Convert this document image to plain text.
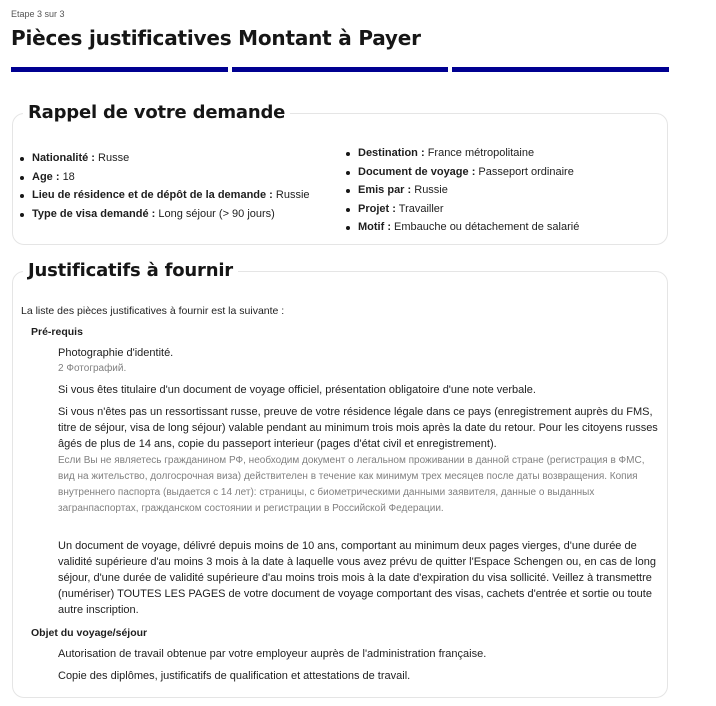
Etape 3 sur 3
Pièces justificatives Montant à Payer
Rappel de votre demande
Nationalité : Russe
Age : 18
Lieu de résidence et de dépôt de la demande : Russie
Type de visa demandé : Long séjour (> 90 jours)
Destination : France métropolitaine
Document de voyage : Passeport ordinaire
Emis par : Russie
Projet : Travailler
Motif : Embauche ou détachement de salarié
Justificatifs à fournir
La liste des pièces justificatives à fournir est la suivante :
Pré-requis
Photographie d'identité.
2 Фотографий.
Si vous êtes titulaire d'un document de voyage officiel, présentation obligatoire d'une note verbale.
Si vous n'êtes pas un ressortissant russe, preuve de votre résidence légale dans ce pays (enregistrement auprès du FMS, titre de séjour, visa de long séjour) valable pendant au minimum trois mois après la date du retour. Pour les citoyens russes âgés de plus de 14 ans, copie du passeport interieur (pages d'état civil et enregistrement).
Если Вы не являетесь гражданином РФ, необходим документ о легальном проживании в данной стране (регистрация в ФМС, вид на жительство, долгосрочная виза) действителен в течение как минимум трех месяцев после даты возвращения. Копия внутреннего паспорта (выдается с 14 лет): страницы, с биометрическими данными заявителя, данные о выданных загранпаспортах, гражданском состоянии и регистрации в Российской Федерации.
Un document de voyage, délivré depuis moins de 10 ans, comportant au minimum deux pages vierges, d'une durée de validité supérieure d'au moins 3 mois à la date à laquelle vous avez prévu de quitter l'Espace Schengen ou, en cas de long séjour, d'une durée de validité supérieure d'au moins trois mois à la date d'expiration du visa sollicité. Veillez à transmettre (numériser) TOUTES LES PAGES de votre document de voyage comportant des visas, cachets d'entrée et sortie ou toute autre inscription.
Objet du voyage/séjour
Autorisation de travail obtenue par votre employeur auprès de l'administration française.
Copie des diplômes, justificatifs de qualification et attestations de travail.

··········

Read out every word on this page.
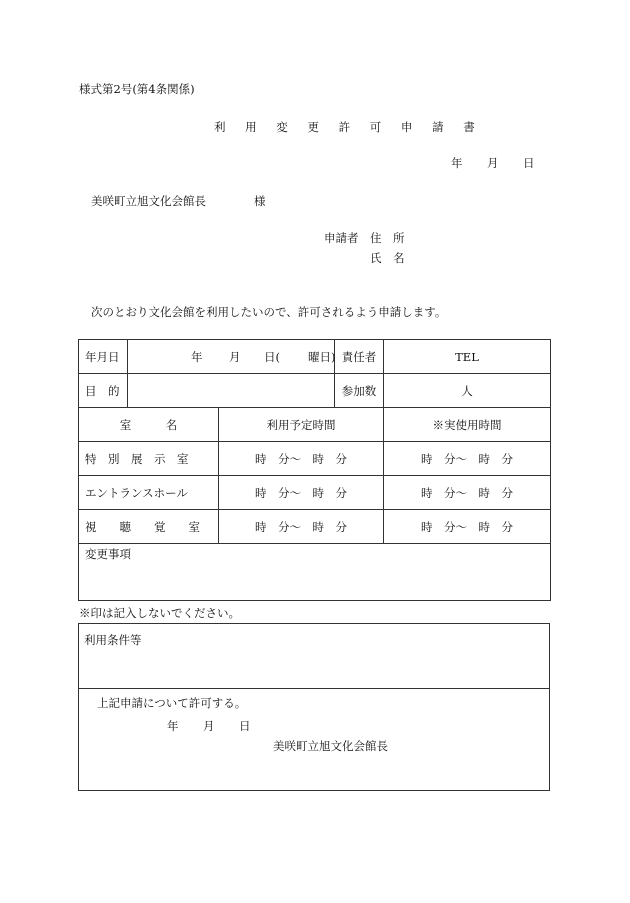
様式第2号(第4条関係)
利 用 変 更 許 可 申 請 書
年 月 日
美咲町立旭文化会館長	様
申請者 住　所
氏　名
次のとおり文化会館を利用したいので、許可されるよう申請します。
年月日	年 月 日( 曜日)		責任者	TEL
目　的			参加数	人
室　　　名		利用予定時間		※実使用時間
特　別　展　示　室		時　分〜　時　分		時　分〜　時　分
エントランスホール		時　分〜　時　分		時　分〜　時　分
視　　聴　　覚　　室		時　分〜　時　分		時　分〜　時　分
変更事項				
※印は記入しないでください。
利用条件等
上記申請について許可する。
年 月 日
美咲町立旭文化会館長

··········

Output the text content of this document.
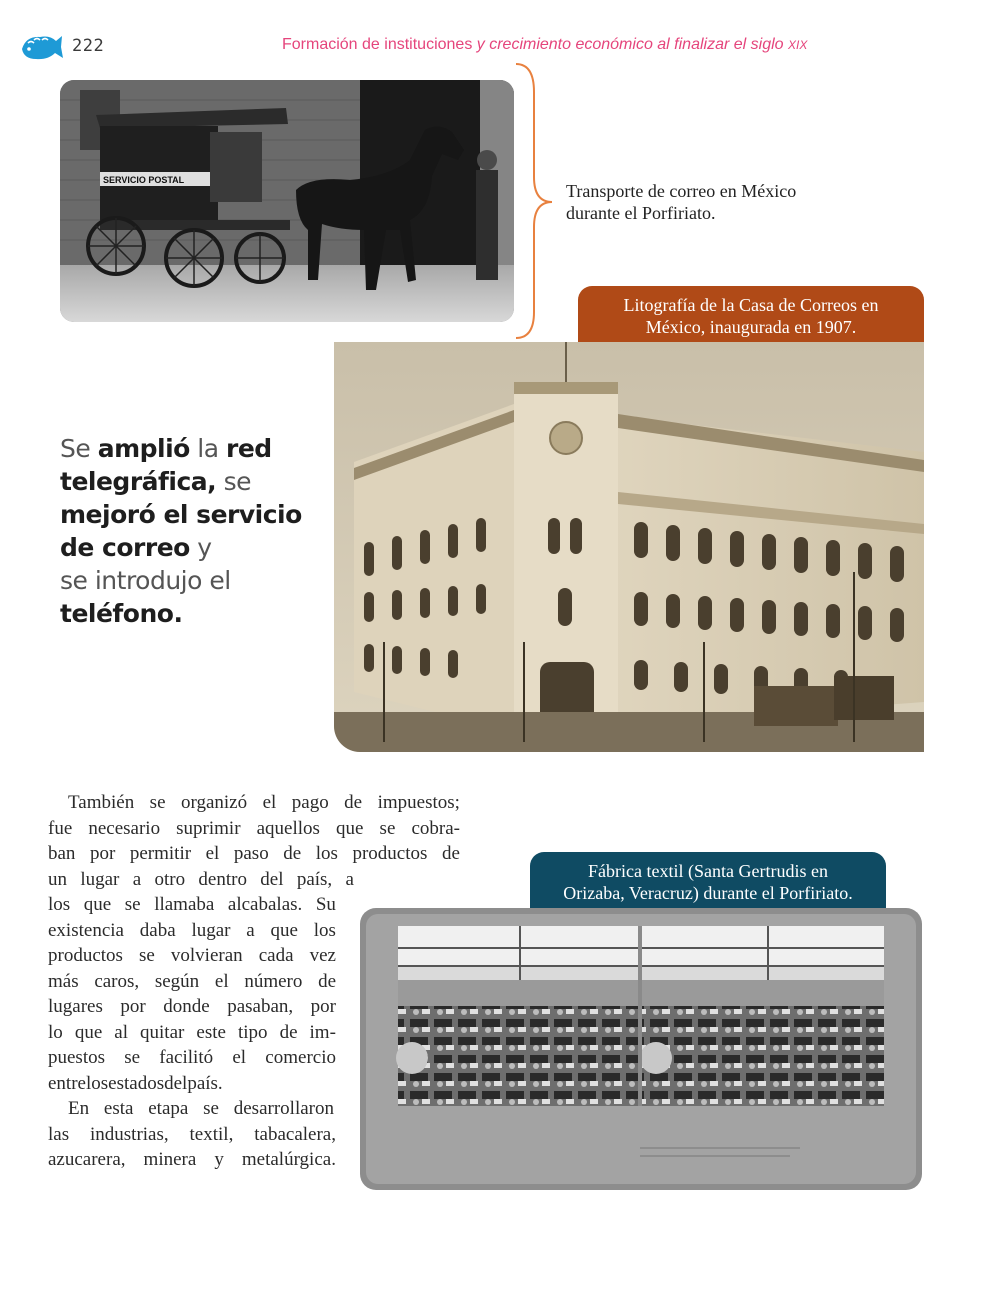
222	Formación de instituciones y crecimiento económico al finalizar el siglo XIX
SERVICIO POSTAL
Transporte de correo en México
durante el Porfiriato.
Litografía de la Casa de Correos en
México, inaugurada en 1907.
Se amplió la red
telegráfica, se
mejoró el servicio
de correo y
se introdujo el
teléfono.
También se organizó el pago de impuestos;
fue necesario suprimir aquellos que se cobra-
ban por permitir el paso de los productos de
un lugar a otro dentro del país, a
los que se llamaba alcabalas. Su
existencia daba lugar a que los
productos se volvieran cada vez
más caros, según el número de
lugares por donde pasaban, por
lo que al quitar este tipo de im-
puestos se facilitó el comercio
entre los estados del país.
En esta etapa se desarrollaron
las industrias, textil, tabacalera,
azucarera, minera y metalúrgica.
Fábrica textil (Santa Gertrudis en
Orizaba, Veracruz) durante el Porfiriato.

··········

| Task details |
Reply with the number of lines in the preceding entries that contain "México", and no other words.

| Answer to the exercise |
2